#### [Problem details]
Give back the whole listing exactly as shown.

#### [Entries from a dataset]
════════

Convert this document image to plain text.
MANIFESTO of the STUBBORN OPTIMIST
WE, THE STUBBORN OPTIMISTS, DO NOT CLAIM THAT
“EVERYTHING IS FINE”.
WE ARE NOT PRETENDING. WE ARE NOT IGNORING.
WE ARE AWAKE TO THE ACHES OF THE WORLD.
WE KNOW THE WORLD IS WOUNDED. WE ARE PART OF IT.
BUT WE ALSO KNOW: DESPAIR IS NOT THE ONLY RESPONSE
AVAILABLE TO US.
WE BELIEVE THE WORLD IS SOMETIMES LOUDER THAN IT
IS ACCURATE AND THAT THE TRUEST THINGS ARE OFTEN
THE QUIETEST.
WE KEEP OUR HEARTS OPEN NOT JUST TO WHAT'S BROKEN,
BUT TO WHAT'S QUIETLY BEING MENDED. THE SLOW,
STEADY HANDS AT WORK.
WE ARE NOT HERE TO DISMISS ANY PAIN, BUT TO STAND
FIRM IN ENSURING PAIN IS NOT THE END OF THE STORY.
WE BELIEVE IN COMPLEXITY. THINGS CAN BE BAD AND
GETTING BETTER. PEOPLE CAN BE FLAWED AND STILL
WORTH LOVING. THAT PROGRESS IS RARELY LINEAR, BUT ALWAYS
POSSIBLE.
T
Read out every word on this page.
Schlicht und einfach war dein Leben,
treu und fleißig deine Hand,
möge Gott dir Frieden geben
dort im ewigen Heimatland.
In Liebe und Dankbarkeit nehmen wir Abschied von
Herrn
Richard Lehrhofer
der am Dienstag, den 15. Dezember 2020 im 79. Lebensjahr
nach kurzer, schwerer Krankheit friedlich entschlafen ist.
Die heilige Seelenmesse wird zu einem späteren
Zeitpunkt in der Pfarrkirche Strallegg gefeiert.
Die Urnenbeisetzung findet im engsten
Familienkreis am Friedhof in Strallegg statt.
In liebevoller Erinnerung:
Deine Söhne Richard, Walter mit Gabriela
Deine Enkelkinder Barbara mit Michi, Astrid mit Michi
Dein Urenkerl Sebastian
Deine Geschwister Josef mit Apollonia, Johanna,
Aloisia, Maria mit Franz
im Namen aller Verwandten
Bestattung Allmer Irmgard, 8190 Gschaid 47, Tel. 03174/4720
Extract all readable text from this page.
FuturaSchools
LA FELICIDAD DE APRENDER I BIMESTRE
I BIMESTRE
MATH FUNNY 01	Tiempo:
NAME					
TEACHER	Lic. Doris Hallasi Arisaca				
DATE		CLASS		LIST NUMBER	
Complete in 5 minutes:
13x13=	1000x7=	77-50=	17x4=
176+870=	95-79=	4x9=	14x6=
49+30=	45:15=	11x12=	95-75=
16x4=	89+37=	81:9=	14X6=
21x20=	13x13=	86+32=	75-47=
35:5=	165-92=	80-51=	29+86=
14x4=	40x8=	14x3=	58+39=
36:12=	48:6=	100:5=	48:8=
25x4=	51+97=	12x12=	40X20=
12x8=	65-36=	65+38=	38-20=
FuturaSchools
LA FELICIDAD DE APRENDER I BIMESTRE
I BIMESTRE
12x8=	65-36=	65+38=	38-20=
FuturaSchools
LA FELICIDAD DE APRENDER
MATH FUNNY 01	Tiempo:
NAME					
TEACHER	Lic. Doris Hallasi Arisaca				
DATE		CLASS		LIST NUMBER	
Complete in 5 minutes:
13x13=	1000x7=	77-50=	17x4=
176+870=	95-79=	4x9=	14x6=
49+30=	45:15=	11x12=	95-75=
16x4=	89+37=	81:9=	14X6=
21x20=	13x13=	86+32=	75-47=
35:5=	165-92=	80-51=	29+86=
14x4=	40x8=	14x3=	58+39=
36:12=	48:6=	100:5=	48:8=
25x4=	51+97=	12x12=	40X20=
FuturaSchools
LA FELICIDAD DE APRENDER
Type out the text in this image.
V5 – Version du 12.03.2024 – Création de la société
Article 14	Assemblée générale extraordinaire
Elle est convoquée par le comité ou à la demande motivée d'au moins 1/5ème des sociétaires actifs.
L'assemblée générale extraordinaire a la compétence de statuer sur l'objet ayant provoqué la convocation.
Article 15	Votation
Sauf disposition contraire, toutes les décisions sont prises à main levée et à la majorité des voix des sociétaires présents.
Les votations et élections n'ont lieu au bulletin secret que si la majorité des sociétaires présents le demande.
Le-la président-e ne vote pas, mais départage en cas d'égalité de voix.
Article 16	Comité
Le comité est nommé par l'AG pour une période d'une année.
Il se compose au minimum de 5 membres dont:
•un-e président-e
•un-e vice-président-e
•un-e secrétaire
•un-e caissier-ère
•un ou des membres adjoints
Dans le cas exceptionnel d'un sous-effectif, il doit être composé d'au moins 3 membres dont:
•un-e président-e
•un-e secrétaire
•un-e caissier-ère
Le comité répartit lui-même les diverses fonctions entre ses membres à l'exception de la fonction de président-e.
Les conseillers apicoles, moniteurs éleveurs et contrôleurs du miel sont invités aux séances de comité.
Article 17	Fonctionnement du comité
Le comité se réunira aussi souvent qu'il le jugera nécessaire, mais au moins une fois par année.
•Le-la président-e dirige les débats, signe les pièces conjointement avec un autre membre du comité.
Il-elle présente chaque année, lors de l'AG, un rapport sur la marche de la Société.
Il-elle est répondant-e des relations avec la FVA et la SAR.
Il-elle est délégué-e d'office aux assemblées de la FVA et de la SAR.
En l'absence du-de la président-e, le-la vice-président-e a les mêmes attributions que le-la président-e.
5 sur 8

════════

#### [Output of the exercise]
Convert this document image to plain text.
MANIFESTO of the STUBBORN OPTIMIST
WE, THE STUBBORN OPTIMISTS, DO NOT CLAIM THAT
“EVERYTHING IS FINE”.
WE ARE NOT PRETENDING. WE ARE NOT IGNORING.
WE ARE AWAKE TO THE ACHES OF THE WORLD.
WE KNOW THE WORLD IS WOUNDED. WE ARE PART OF IT.
BUT WE ALSO KNOW: DESPAIR IS NOT THE ONLY RESPONSE
AVAILABLE TO US.
WE BELIEVE THE WORLD IS SOMETIMES LOUDER THAN IT
IS ACCURATE AND THAT THE TRUEST THINGS ARE OFTEN
THE QUIETEST.
WE KEEP OUR HEARTS OPEN NOT JUST TO WHAT'S BROKEN,
BUT TO WHAT'S QUIETLY BEING MENDED. THE SLOW,
STEADY HANDS AT WORK.
WE ARE NOT HERE TO DISMISS ANY PAIN, BUT TO STAND
FIRM IN ENSURING PAIN IS NOT THE END OF THE STORY.
WE BELIEVE IN COMPLEXITY. THINGS CAN BE BAD AND
GETTING BETTER. PEOPLE CAN BE FLAWED AND STILL
WORTH LOVING. THAT PROGRESS IS RARELY LINEAR, BUT ALWAYS
POSSIBLE.
T
Read out every word on this page.
Schlicht und einfach war dein Leben,
treu und fleißig deine Hand,
möge Gott dir Frieden geben
dort im ewigen Heimatland.
In Liebe und Dankbarkeit nehmen wir Abschied von
Herrn
Richard Lehrhofer
der am Dienstag, den 15. Dezember 2020 im 79. Lebensjahr
nach kurzer, schwerer Krankheit friedlich entschlafen ist.
Die heilige Seelenmesse wird zu einem späteren
Zeitpunkt in der Pfarrkirche Strallegg gefeiert.
Die Urnenbeisetzung findet im engsten
Familienkreis am Friedhof in Strallegg statt.
In liebevoller Erinnerung:
Deine Söhne Richard, Walter mit Gabriela
Deine Enkelkinder Barbara mit Michi, Astrid mit Michi
Dein Urenkerl Sebastian
Deine Geschwister Josef mit Apollonia, Johanna,
Aloisia, Maria mit Franz
im Namen aller Verwandten
Bestattung Allmer Irmgard, 8190 Gschaid 47, Tel. 03174/4720
Extract all readable text from this page.
FuturaSchools
LA FELICIDAD DE APRENDER I BIMESTRE
I BIMESTRE
MATH FUNNY 01	Tiempo:
NAME					
TEACHER	Lic. Doris Hallasi Arisaca				
DATE		CLASS		LIST NUMBER	
Complete in 5 minutes:
13x13=	1000x7=	77-50=	17x4=
176+870=	95-79=	4x9=	14x6=
49+30=	45:15=	11x12=	95-75=
16x4=	89+37=	81:9=	14X6=
21x20=	13x13=	86+32=	75-47=
35:5=	165-92=	80-51=	29+86=
14x4=	40x8=	14x3=	58+39=
36:12=	48:6=	100:5=	48:8=
25x4=	51+97=	12x12=	40X20=
12x8=	65-36=	65+38=	38-20=
FuturaSchools
LA FELICIDAD DE APRENDER I BIMESTRE
I BIMESTRE
12x8=	65-36=	65+38=	38-20=
FuturaSchools
LA FELICIDAD DE APRENDER
MATH FUNNY 01	Tiempo:
NAME					
TEACHER	Lic. Doris Hallasi Arisaca				
DATE		CLASS		LIST NUMBER	
Complete in 5 minutes:
13x13=	1000x7=	77-50=	17x4=
176+870=	95-79=	4x9=	14x6=
49+30=	45:15=	11x12=	95-75=
16x4=	89+37=	81:9=	14X6=
21x20=	13x13=	86+32=	75-47=
35:5=	165-92=	80-51=	29+86=
14x4=	40x8=	14x3=	58+39=
36:12=	48:6=	100:5=	48:8=
25x4=	51+97=	12x12=	40X20=
FuturaSchools
LA FELICIDAD DE APRENDER
Type out the text in this image.
V5 – Version du 12.03.2024 – Création de la société
Article 14	Assemblée générale extraordinaire
Elle est convoquée par le comité ou à la demande motivée d'au moins 1/5ème des sociétaires actifs.
L'assemblée générale extraordinaire a la compétence de statuer sur l'objet ayant provoqué la convocation.
Article 15	Votation
Sauf disposition contraire, toutes les décisions sont prises à main levée et à la majorité des voix des sociétaires présents.
Les votations et élections n'ont lieu au bulletin secret que si la majorité des sociétaires présents le demande.
Le-la président-e ne vote pas, mais départage en cas d'égalité de voix.
Article 16	Comité
Le comité est nommé par l'AG pour une période d'une année.
Il se compose au minimum de 5 membres dont:
•un-e président-e
•un-e vice-président-e
•un-e secrétaire
•un-e caissier-ère
•un ou des membres adjoints
Dans le cas exceptionnel d'un sous-effectif, il doit être composé d'au moins 3 membres dont:
•un-e président-e
•un-e secrétaire
•un-e caissier-ère
Le comité répartit lui-même les diverses fonctions entre ses membres à l'exception de la fonction de président-e.
Les conseillers apicoles, moniteurs éleveurs et contrôleurs du miel sont invités aux séances de comité.
Article 17	Fonctionnement du comité
Le comité se réunira aussi souvent qu'il le jugera nécessaire, mais au moins une fois par année.
•Le-la président-e dirige les débats, signe les pièces conjointement avec un autre membre du comité.
Il-elle présente chaque année, lors de l'AG, un rapport sur la marche de la Société.
Il-elle est répondant-e des relations avec la FVA et la SAR.
Il-elle est délégué-e d'office aux assemblées de la FVA et de la SAR.
En l'absence du-de la président-e, le-la vice-président-e a les mêmes attributions que le-la président-e.
5 sur 8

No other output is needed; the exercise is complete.